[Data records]
┌──

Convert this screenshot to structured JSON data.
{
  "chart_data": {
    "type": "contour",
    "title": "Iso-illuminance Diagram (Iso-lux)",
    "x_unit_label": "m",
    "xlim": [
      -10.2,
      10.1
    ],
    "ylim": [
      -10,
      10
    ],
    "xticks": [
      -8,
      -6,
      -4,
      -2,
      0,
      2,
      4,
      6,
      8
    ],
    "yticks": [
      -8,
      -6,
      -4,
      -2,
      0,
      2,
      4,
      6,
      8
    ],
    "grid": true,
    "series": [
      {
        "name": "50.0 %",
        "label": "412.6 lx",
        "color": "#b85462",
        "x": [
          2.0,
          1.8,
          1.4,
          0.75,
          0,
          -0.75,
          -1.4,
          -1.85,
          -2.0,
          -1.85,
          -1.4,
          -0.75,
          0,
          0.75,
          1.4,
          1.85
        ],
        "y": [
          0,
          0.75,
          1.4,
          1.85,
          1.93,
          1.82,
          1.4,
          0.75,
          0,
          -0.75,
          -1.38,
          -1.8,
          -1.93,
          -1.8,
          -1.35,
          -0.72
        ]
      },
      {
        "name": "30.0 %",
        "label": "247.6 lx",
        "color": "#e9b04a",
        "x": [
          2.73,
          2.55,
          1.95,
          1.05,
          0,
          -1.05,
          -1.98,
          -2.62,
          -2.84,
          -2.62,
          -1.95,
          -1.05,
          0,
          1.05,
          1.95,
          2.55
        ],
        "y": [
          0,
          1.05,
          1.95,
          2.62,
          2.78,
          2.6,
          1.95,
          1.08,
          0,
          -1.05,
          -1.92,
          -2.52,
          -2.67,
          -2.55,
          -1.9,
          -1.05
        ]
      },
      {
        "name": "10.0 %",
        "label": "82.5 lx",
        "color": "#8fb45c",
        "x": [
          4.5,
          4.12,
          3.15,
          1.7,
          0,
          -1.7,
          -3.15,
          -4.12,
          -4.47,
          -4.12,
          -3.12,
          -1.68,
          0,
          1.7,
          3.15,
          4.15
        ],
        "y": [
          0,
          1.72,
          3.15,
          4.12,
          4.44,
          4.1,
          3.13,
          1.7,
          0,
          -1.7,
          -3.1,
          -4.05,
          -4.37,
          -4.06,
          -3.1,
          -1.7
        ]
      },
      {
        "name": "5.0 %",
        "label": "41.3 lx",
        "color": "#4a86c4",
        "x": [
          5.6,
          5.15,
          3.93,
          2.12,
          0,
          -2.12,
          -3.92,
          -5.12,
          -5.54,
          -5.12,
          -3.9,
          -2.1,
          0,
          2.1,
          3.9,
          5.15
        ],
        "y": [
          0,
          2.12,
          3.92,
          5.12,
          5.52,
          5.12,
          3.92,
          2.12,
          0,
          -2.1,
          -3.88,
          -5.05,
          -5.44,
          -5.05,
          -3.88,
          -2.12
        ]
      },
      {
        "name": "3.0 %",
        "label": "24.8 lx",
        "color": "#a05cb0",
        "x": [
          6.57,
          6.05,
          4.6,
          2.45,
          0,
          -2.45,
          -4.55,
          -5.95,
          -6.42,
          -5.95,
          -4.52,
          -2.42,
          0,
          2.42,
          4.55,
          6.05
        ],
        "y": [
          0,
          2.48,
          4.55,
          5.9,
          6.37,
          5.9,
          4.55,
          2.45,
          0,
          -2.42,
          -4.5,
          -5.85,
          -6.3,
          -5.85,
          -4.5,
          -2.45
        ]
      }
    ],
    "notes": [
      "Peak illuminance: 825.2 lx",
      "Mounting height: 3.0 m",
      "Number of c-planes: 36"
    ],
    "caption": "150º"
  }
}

└──

Select, from the listing, all lines that include the word "color".

        "color": "#b85462",
        "color": "#e9b04a",
        "color": "#8fb45c",
        "color": "#4a86c4",
        "color": "#a05cb0",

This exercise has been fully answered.